-- begin --

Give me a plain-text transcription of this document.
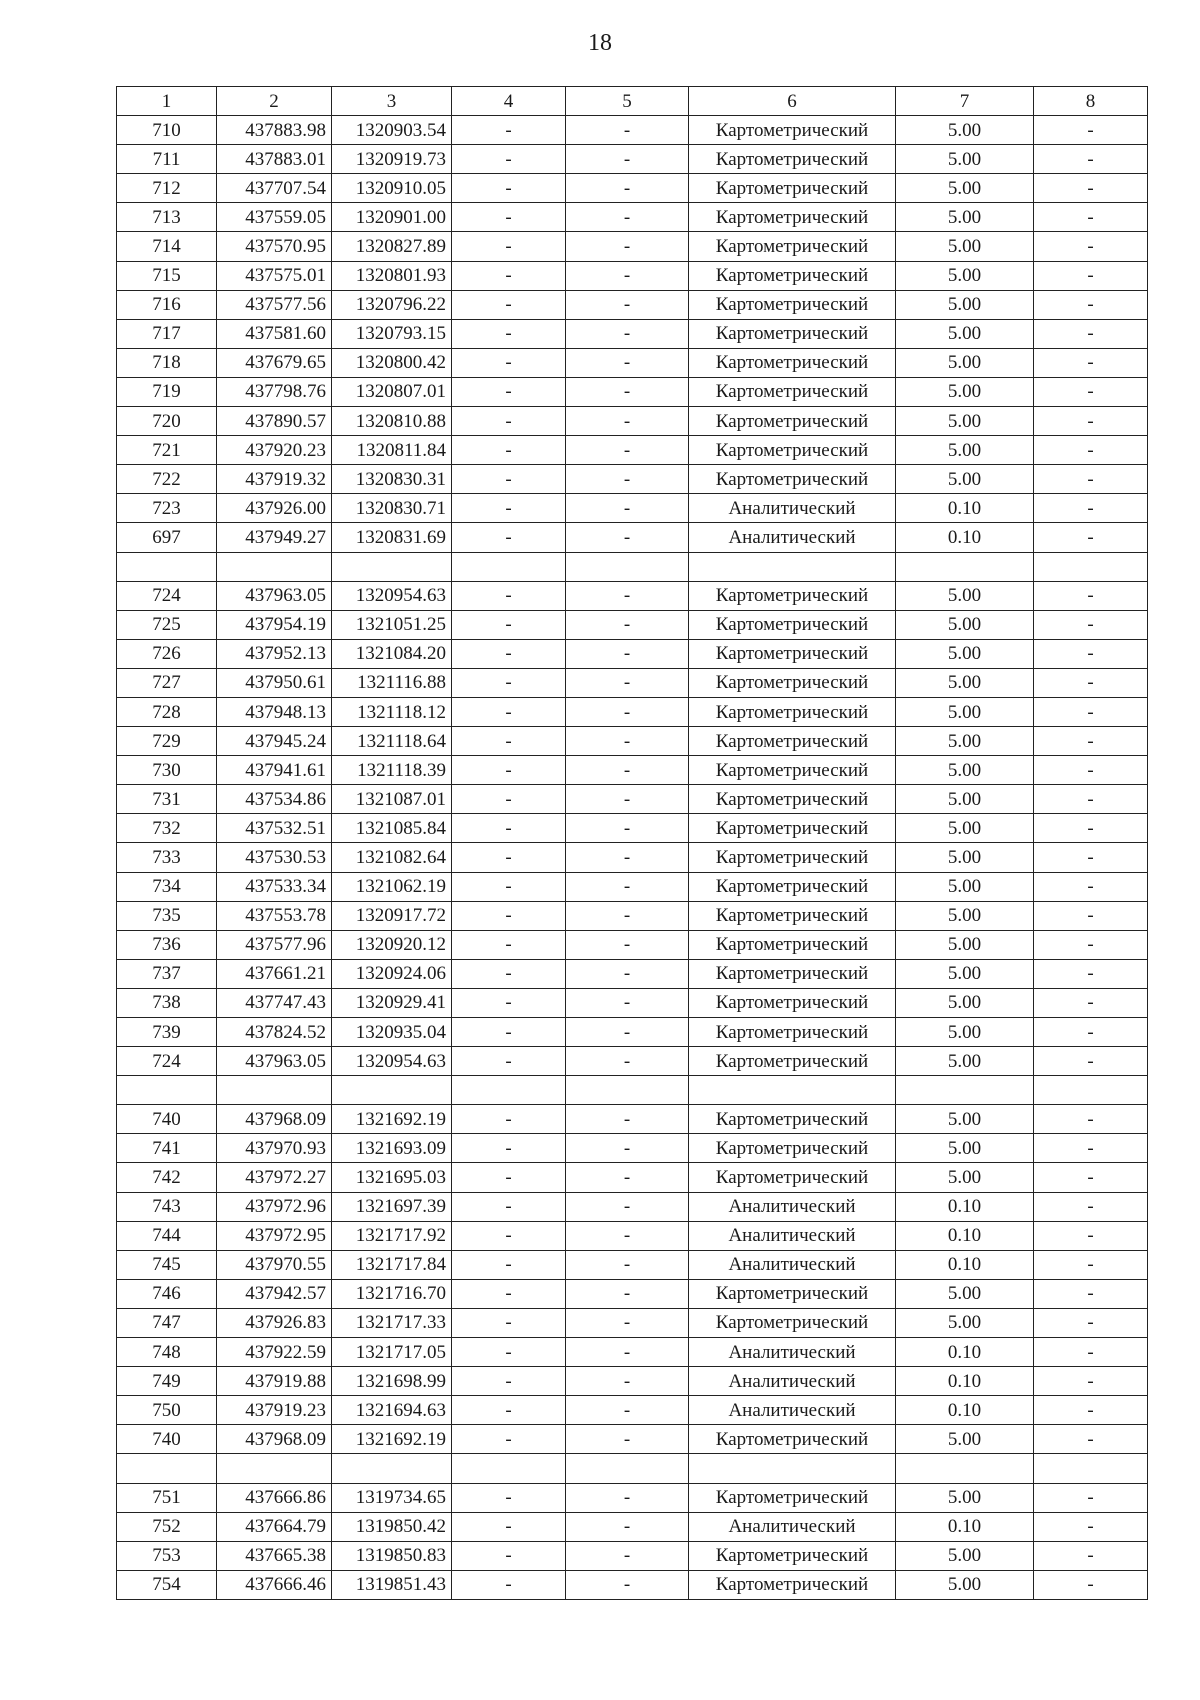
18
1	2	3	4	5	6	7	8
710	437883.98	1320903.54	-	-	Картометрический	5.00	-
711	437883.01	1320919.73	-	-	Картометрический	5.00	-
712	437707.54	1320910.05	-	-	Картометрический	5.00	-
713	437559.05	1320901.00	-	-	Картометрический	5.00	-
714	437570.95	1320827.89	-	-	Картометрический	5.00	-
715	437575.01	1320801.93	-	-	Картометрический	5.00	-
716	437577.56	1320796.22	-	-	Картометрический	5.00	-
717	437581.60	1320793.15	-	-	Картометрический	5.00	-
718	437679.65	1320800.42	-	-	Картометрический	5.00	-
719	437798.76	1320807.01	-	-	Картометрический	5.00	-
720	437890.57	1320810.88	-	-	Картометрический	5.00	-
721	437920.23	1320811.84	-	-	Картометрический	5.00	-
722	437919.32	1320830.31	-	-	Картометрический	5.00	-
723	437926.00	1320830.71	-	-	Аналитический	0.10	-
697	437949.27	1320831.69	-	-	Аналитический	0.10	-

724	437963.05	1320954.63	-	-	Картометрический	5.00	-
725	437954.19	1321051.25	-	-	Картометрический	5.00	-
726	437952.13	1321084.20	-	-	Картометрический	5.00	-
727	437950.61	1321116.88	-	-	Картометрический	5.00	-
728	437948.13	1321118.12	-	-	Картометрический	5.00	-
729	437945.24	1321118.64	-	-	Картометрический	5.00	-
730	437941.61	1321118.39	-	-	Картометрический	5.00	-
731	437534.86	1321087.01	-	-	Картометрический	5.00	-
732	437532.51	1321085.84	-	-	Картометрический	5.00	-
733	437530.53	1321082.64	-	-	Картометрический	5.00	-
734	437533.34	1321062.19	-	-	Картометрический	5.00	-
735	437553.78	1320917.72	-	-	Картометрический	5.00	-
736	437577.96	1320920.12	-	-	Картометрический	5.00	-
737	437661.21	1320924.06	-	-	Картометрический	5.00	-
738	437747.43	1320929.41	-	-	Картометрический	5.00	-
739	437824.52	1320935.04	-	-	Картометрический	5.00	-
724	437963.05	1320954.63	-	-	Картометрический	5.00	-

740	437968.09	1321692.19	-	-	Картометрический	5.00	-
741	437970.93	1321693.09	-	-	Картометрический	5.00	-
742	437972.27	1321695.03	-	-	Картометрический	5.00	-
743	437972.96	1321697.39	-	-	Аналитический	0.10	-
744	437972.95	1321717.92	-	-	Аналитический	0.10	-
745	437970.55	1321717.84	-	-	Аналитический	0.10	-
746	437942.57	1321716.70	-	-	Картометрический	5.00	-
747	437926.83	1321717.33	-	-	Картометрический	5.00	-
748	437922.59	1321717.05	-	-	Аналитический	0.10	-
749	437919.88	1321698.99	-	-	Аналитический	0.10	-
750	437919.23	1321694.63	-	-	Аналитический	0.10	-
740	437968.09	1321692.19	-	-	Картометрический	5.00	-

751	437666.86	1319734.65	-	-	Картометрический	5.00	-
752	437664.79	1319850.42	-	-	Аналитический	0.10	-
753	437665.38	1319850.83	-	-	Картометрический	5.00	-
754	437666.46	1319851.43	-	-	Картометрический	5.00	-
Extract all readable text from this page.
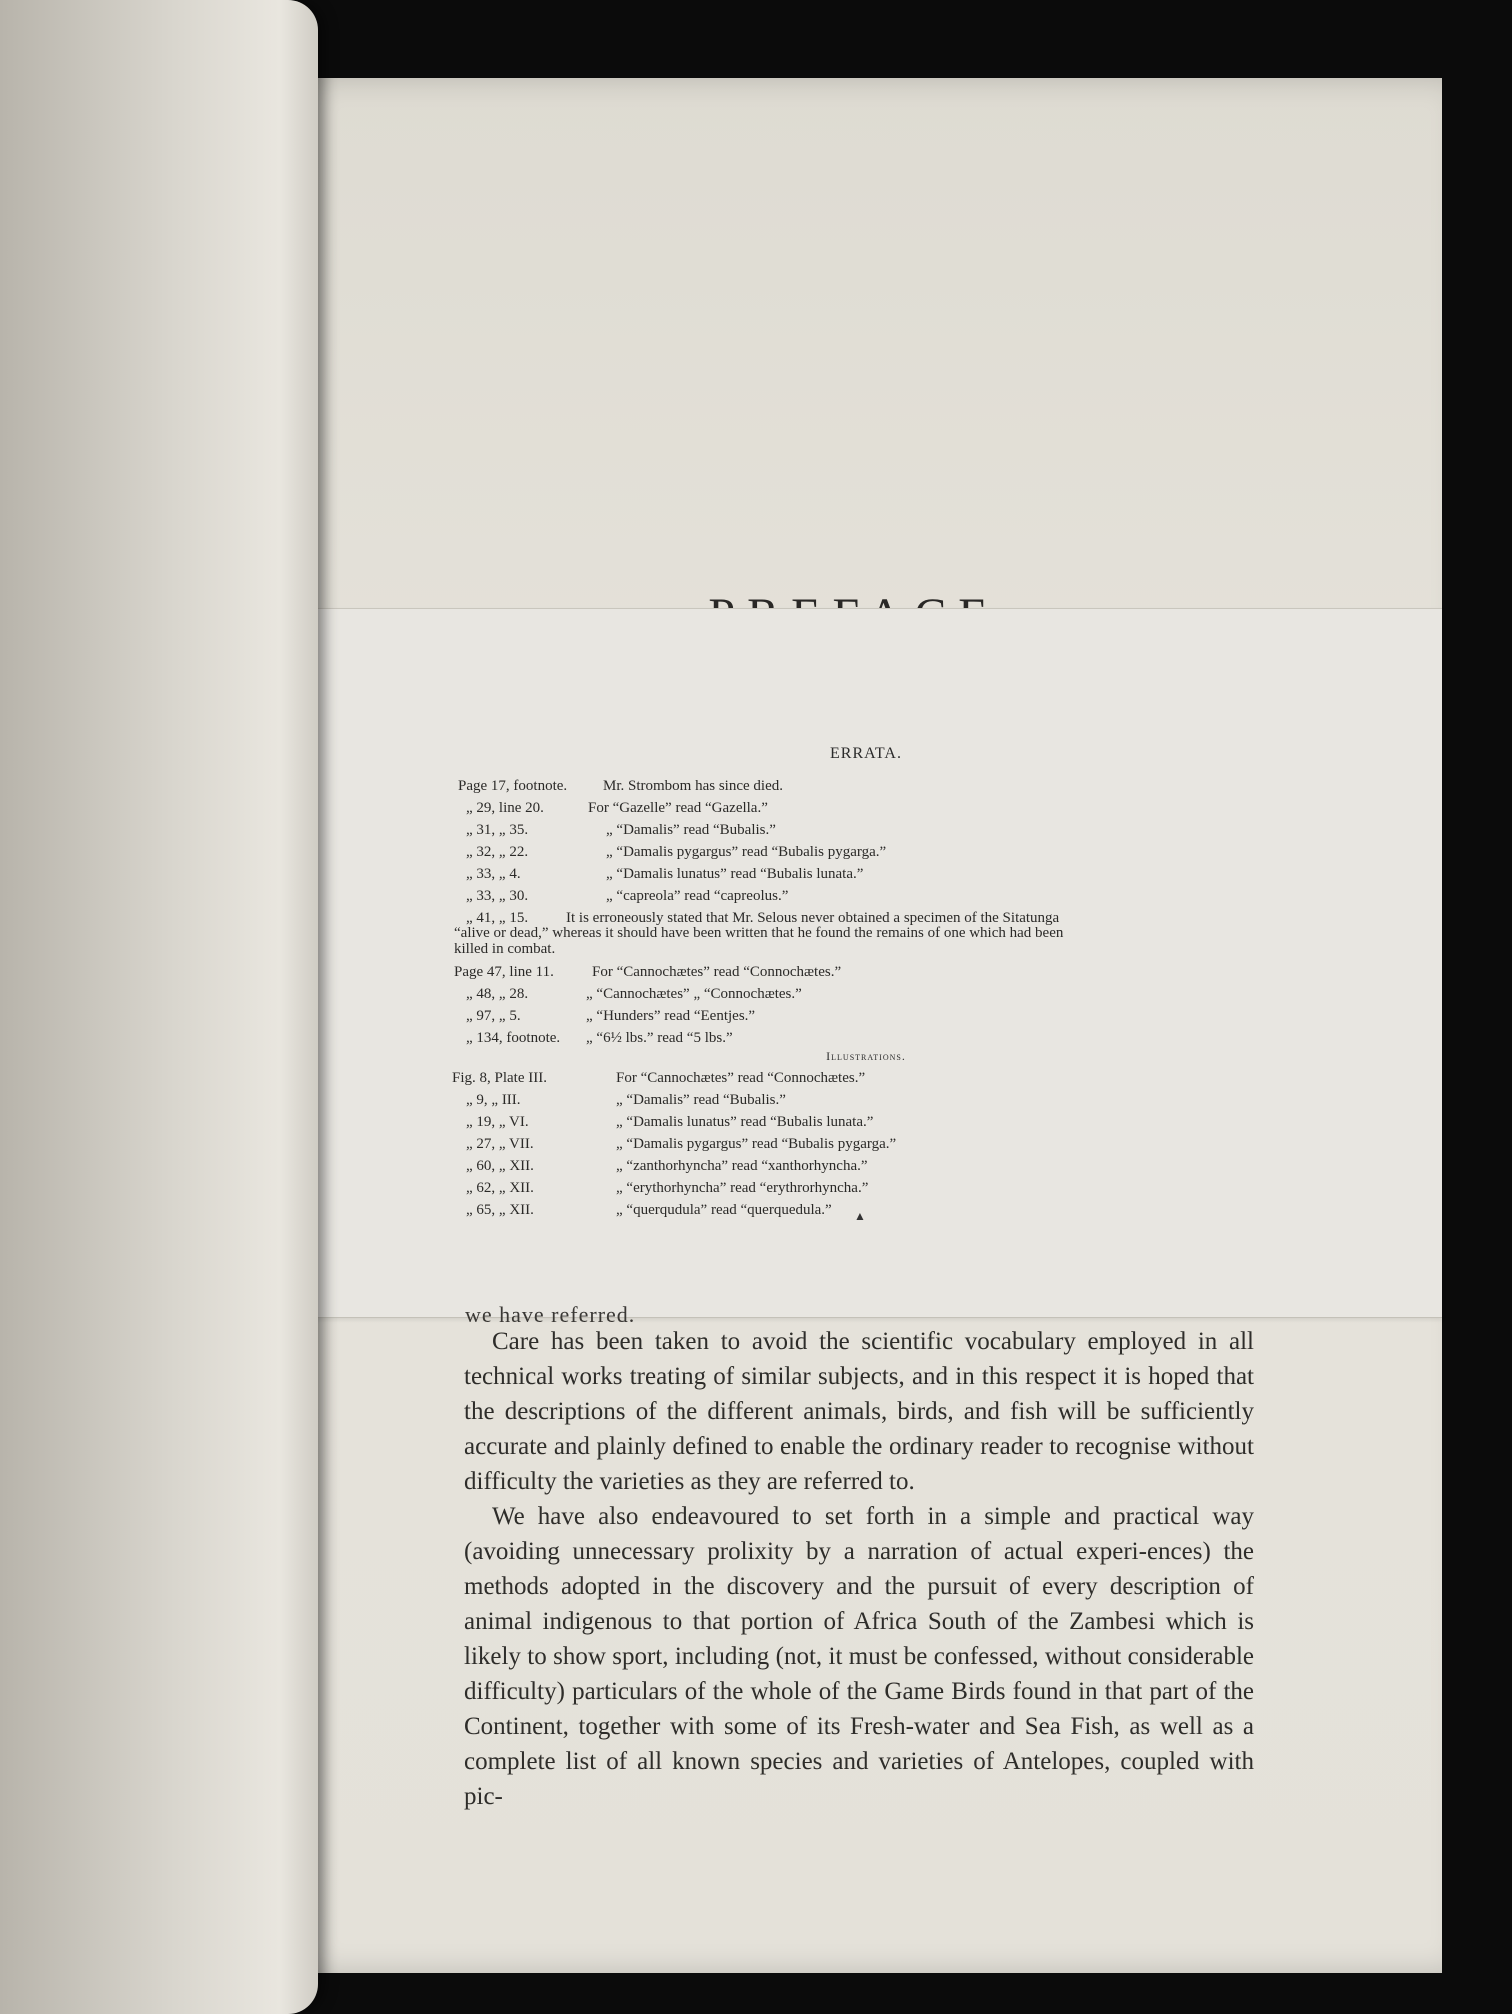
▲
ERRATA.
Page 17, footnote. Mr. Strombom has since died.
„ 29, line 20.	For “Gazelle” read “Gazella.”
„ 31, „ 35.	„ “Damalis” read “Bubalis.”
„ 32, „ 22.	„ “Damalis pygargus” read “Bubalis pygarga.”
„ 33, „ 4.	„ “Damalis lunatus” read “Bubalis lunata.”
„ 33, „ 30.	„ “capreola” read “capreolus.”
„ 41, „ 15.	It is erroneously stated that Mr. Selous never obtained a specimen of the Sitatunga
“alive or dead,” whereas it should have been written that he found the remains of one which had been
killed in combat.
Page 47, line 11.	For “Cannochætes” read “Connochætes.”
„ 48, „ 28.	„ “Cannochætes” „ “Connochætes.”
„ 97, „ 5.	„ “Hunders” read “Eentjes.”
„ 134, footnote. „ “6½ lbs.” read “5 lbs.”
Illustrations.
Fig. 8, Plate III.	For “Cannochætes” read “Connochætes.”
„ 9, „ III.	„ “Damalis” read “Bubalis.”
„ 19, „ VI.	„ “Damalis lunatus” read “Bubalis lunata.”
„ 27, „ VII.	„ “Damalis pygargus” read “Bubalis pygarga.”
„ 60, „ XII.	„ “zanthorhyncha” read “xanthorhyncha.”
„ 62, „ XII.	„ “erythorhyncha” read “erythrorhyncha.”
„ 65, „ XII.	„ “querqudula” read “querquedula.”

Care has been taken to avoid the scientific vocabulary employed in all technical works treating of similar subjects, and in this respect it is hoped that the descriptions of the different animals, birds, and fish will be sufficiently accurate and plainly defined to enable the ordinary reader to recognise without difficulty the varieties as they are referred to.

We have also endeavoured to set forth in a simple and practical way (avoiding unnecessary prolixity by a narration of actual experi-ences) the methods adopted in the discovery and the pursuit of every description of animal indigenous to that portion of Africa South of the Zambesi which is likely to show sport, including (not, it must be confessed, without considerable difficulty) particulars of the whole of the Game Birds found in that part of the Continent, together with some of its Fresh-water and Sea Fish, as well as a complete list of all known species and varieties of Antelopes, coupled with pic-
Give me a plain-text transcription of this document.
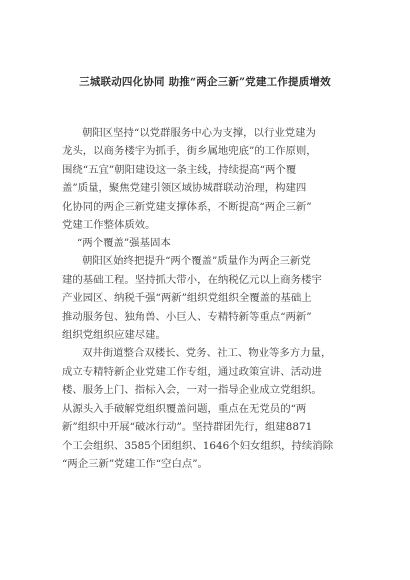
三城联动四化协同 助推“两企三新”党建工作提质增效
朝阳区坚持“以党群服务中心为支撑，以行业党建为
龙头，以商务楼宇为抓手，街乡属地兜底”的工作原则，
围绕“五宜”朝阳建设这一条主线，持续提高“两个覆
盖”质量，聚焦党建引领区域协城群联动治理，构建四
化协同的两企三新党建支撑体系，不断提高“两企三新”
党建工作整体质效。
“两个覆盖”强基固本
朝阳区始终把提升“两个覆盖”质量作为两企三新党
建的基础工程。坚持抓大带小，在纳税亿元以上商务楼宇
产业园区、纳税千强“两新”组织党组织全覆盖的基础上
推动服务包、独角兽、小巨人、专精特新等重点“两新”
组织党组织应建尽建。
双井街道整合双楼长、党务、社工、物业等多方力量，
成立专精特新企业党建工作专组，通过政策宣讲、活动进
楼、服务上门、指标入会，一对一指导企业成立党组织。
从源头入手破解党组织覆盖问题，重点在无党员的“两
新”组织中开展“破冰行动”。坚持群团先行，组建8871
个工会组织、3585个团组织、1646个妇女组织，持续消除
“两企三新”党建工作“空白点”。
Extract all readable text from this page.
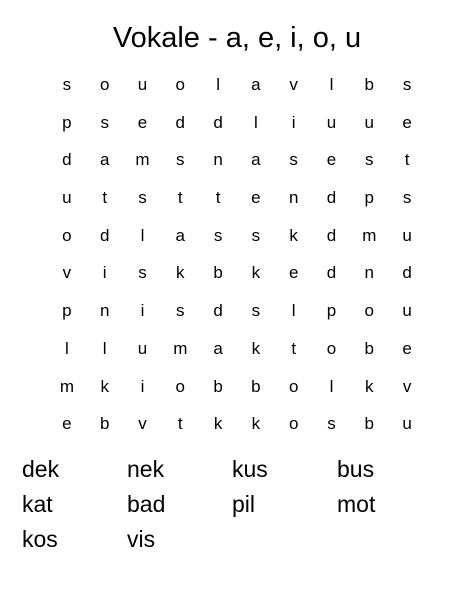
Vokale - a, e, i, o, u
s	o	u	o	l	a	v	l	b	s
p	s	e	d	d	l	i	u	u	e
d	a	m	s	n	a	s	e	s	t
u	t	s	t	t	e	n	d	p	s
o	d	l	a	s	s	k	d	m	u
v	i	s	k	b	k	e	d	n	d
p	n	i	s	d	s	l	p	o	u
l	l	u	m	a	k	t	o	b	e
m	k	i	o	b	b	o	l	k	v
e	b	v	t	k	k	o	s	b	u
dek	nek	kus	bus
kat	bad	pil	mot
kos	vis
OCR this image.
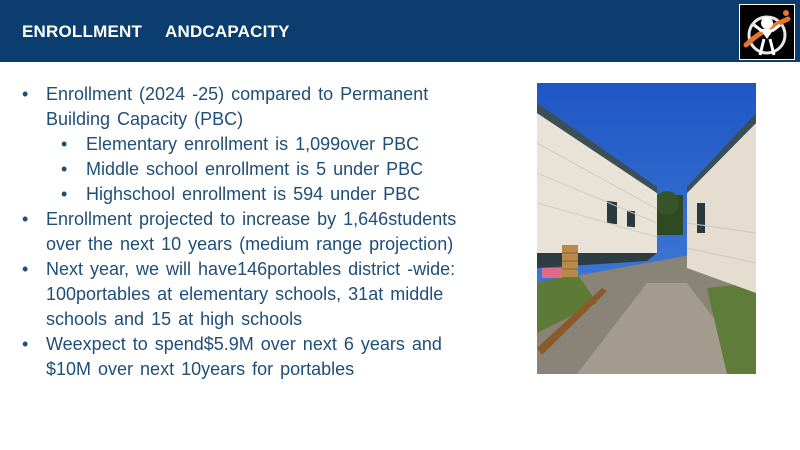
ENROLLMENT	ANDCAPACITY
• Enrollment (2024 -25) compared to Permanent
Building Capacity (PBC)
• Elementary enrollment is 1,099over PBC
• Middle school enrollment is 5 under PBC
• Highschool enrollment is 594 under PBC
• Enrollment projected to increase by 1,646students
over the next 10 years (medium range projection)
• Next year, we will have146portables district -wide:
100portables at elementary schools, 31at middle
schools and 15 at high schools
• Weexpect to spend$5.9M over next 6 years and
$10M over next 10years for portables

-- end --

[Required work]
Print the lines from the one that contains "OCR this image." through the last line of the data, exactly and in full, and no other lines. Pictures are not part of the copy.

[Correct output]
OCR this image.
ENROLLMENT	ANDCAPACITY
• Enrollment (2024 -25) compared to Permanent
Building Capacity (PBC)
• Elementary enrollment is 1,099over PBC
• Middle school enrollment is 5 under PBC
• Highschool enrollment is 594 under PBC
• Enrollment projected to increase by 1,646students
over the next 10 years (medium range projection)
• Next year, we will have146portables district -wide:
100portables at elementary schools, 31at middle
schools and 15 at high schools
• Weexpect to spend$5.9M over next 6 years and
$10M over next 10years for portables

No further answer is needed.